* [What the task asks] Can you output the material exactly as written, minus any pictures it holds?

-- START Material supplied --

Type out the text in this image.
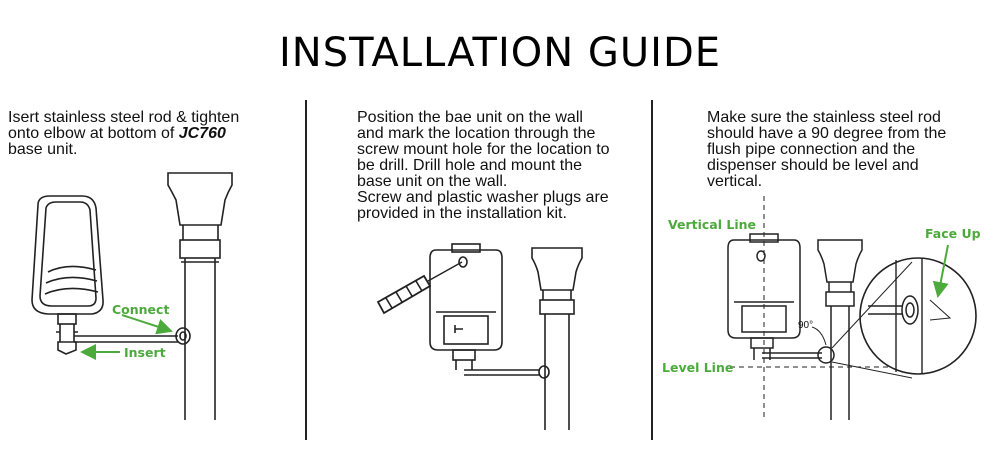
INSTALLATION GUIDE
Isert stainless steel rod & tighten
onto elbow at bottom of JC760
base unit.
Position the bae unit on the wall
and mark the location through the
screw mount hole for the location to
be drill. Drill hole and mount the
base unit on the wall.
Screw and plastic washer plugs are
provided in the installation kit.
Make sure the stainless steel rod
should have a 90 degree from the
flush pipe connection and the
dispenser should be level and
vertical.
Connect
Insert
Vertical Line
Face Up
Level Line
90°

-- END Material supplied --

* [Final result]
Type out the text in this image.
INSTALLATION GUIDE
Isert stainless steel rod & tighten
onto elbow at bottom of JC760
base unit.
Position the bae unit on the wall
and mark the location through the
screw mount hole for the location to
be drill. Drill hole and mount the
base unit on the wall.
Screw and plastic washer plugs are
provided in the installation kit.
Make sure the stainless steel rod
should have a 90 degree from the
flush pipe connection and the
dispenser should be level and
vertical.
Connect
Insert
Vertical Line
Face Up
Level Line
90°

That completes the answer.